REQUIREMENTS — Go through the data below and gather each line containing "utgår".

MATERIAL SHOWN —

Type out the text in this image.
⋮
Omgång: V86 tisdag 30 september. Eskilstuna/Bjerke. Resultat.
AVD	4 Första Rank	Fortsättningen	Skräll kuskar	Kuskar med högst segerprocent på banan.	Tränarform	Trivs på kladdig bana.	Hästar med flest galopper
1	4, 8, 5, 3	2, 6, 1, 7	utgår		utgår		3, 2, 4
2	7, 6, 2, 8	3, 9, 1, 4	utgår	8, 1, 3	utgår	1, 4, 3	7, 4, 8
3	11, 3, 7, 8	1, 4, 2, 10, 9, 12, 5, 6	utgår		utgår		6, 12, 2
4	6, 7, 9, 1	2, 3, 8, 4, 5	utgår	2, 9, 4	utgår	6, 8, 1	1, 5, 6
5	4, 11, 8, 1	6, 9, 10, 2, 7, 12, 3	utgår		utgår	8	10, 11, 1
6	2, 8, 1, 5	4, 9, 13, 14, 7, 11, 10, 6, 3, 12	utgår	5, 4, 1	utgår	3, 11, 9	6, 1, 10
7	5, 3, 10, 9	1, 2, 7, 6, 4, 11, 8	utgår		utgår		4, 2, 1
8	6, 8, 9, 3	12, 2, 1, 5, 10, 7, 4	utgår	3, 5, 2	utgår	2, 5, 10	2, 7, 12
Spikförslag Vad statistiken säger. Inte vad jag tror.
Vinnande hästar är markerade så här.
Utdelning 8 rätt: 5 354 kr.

OUTPUT BELOW —
1	4, 8, 5, 3	2, 6, 1, 7	utgår		utgår		3, 2, 4
2	7, 6, 2, 8	3, 9, 1, 4	utgår	8, 1, 3	utgår	1, 4, 3	7, 4, 8
3	11, 3, 7, 8	1, 4, 2, 10, 9, 12, 5, 6	utgår		utgår		6, 12, 2
4	6, 7, 9, 1	2, 3, 8, 4, 5	utgår	2, 9, 4	utgår	6, 8, 1	1, 5, 6
5	4, 11, 8, 1	6, 9, 10, 2, 7, 12, 3	utgår		utgår	8	10, 11, 1
6	2, 8, 1, 5	4, 9, 13, 14, 7, 11, 10, 6, 3, 12	utgår	5, 4, 1	utgår	3, 11, 9	6, 1, 10
7	5, 3, 10, 9	1, 2, 7, 6, 4, 11, 8	utgår		utgår		4, 2, 1
8	6, 8, 9, 3	12, 2, 1, 5, 10, 7, 4	utgår	3, 5, 2	utgår	2, 5, 10	2, 7, 12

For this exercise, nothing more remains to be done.